§ EXERCISE DETAILS: Read through the data and report every line in which the word "Year" occurs.

§ PROVIDED ENTRIES:

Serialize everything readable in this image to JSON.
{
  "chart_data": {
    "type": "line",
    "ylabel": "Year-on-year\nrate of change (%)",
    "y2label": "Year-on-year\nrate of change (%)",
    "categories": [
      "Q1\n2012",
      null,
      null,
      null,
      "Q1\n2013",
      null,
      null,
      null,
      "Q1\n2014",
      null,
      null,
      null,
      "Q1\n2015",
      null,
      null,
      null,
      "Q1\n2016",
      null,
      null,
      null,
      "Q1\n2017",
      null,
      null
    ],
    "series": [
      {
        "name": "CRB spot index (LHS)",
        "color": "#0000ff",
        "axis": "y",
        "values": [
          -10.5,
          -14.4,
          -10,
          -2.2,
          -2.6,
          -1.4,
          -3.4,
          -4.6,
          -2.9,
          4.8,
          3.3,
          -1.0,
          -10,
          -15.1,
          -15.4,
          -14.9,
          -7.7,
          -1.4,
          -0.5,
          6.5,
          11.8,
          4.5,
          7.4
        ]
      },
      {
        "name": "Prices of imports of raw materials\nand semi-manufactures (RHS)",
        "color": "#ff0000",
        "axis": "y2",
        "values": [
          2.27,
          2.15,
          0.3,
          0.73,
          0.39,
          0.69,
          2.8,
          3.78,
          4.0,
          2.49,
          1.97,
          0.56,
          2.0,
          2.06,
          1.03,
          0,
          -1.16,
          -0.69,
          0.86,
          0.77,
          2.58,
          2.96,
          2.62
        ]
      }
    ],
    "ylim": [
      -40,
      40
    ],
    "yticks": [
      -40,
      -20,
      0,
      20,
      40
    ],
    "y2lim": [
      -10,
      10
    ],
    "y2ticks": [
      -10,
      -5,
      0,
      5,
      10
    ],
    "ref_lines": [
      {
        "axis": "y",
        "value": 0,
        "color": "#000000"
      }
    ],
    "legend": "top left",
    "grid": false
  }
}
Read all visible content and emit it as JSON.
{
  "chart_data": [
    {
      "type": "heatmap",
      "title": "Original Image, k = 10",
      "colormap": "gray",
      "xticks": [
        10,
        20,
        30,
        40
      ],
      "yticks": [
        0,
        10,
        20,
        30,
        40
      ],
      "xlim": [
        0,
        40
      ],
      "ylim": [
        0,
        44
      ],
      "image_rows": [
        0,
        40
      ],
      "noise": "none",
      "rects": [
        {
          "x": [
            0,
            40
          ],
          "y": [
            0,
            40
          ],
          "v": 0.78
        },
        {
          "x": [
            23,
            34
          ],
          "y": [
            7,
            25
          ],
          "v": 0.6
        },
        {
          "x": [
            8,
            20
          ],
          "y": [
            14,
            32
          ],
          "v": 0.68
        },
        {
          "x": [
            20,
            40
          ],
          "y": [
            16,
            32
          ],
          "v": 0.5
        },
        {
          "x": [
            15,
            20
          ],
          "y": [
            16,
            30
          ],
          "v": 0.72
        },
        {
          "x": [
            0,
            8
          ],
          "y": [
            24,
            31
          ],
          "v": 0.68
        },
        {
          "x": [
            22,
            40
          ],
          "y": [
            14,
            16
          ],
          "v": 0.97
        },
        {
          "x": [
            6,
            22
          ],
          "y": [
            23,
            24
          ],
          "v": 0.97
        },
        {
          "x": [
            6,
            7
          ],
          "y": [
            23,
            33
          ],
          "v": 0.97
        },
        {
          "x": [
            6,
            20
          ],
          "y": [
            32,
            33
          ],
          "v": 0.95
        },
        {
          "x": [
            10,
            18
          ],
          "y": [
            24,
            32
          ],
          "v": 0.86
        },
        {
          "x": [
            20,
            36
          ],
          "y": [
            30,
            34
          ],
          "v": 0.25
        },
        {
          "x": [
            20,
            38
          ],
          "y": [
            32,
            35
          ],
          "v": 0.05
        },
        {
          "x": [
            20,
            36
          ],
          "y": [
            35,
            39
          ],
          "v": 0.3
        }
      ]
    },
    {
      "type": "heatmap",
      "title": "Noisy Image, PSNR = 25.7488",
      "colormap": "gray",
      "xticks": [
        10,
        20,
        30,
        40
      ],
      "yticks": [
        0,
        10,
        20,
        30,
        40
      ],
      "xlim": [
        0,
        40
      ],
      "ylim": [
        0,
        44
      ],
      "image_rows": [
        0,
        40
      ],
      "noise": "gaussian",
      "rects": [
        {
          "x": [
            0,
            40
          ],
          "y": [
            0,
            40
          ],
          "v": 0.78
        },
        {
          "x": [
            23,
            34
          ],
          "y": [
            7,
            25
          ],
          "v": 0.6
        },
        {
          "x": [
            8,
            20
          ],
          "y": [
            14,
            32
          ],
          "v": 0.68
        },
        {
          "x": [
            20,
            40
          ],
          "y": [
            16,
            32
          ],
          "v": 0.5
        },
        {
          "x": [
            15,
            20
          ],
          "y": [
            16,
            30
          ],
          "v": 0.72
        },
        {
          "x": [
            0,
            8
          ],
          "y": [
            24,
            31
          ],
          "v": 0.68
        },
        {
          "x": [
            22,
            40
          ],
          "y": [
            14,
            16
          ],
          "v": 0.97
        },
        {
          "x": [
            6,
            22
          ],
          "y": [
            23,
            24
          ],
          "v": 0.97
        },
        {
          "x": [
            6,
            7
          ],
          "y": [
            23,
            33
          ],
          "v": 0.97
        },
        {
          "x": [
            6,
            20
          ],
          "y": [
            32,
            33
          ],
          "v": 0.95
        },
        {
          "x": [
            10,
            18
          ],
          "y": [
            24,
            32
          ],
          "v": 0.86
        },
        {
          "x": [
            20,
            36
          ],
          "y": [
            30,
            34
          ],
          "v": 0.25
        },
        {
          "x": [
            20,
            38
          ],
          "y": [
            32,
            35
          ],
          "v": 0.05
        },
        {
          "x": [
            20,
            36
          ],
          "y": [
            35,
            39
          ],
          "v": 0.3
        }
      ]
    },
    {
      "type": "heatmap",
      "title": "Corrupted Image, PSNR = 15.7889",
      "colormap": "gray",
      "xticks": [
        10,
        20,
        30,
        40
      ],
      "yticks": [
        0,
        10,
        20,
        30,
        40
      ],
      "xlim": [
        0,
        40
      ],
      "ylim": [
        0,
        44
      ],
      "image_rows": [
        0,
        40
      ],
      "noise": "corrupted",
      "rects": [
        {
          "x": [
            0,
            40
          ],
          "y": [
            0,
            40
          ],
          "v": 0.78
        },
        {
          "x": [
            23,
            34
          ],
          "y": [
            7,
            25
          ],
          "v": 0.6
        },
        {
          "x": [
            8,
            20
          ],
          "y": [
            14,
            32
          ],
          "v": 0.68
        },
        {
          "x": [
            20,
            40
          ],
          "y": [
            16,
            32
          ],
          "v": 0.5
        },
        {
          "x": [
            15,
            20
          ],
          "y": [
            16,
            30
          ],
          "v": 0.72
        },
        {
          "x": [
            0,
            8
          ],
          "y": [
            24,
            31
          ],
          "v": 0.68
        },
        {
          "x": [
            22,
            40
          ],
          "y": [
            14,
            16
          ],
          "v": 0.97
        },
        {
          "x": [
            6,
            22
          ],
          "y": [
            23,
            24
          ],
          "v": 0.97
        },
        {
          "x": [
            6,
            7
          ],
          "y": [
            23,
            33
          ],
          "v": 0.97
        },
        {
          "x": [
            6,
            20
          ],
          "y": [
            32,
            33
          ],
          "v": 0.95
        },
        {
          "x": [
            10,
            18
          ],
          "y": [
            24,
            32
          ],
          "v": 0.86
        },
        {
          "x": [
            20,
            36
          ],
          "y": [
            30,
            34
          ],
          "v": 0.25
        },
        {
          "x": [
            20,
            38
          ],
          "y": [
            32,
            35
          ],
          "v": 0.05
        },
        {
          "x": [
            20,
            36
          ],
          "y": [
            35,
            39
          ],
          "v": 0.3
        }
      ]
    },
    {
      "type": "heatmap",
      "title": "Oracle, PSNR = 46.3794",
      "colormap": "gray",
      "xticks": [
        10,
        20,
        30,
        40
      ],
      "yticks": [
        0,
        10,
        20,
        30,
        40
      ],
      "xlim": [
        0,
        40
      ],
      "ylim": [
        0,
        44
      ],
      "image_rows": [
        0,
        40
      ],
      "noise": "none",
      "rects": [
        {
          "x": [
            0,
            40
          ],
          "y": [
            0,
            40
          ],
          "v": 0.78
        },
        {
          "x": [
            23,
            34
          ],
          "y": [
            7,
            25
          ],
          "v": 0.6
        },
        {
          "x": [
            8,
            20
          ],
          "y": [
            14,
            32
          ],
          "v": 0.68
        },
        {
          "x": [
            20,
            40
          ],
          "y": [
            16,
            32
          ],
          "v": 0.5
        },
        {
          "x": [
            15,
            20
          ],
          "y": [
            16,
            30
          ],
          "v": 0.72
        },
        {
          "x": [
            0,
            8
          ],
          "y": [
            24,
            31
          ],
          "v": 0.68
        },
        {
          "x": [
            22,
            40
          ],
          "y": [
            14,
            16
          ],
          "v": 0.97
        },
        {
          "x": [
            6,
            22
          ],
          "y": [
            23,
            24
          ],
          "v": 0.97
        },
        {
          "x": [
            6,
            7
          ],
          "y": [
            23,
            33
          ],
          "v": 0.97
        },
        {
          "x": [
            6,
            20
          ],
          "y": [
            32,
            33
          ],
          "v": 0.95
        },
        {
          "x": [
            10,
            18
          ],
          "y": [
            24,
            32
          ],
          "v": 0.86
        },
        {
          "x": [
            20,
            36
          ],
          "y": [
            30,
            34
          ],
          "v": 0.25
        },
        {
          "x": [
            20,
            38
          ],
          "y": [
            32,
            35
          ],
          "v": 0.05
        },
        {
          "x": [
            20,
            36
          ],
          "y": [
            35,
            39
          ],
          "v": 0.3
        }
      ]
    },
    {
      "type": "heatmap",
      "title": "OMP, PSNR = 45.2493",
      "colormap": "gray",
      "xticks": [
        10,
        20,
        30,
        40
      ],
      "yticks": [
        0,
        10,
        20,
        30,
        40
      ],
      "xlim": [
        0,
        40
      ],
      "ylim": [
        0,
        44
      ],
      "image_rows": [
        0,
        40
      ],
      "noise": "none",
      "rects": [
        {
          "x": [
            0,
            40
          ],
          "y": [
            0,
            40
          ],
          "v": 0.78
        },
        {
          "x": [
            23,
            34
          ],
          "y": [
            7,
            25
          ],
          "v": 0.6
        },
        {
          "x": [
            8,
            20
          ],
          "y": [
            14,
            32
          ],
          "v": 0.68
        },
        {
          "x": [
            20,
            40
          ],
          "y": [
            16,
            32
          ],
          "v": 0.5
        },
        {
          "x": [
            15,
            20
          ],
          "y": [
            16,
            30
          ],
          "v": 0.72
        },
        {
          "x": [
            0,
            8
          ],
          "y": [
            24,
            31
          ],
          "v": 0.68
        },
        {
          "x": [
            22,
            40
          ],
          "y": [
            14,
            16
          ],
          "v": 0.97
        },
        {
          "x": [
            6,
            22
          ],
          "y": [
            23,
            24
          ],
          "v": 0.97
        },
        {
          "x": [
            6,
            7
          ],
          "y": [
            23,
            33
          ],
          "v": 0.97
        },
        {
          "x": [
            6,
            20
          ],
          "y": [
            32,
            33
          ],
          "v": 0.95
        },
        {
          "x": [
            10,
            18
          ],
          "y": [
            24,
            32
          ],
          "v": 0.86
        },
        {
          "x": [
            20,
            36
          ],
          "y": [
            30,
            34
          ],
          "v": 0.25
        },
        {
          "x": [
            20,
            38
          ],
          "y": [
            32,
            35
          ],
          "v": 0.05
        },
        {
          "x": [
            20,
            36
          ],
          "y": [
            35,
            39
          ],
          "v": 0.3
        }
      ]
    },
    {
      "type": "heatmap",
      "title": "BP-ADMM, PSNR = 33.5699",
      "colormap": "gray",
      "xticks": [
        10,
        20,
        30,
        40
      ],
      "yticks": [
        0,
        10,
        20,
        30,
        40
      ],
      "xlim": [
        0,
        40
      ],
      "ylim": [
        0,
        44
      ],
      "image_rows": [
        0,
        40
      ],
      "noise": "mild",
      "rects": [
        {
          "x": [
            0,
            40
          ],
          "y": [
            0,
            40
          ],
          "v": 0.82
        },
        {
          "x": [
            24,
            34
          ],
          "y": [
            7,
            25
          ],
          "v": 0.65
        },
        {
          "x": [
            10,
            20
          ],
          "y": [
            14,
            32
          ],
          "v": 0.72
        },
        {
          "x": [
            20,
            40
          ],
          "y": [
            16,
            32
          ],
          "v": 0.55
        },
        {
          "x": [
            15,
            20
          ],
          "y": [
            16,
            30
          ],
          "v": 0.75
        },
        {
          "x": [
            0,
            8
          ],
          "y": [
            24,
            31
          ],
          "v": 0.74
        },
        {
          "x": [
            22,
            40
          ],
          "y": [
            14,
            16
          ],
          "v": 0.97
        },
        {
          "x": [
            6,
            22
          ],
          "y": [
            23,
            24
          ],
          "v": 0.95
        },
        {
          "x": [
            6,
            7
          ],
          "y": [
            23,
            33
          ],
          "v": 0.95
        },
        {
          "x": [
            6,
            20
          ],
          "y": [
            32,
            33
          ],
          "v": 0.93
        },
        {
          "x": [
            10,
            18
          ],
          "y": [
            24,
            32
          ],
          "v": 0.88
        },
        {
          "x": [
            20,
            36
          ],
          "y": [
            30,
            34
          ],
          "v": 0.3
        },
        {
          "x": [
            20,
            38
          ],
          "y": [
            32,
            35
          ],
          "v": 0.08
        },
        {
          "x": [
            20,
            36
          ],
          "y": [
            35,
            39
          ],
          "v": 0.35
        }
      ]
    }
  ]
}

§ TASK SOLUTION:
    "ylabel": "Year-on-year\nrate of change (%)",
    "y2label": "Year-on-year\nrate of change (%)",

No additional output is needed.